#### TASK TO COMPLETE:
Repeat the whole listing exactly as written.

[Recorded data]
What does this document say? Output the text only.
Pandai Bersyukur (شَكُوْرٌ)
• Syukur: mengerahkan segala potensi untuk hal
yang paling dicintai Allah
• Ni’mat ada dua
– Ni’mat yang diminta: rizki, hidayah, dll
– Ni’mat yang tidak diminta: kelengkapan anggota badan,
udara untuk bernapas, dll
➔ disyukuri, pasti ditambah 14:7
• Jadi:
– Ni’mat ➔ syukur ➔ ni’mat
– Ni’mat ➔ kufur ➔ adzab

#### EXERCISE RESULT:
What does this document say? Output the text only.
Pandai Bersyukur (شَكُوْرٌ)
• Syukur: mengerahkan segala potensi untuk hal
yang paling dicintai Allah
• Ni’mat ada dua
– Ni’mat yang diminta: rizki, hidayah, dll
– Ni’mat yang tidak diminta: kelengkapan anggota badan,
udara untuk bernapas, dll
➔ disyukuri, pasti ditambah 14:7
• Jadi:
– Ni’mat ➔ syukur ➔ ni’mat
– Ni’mat ➔ kufur ➔ adzab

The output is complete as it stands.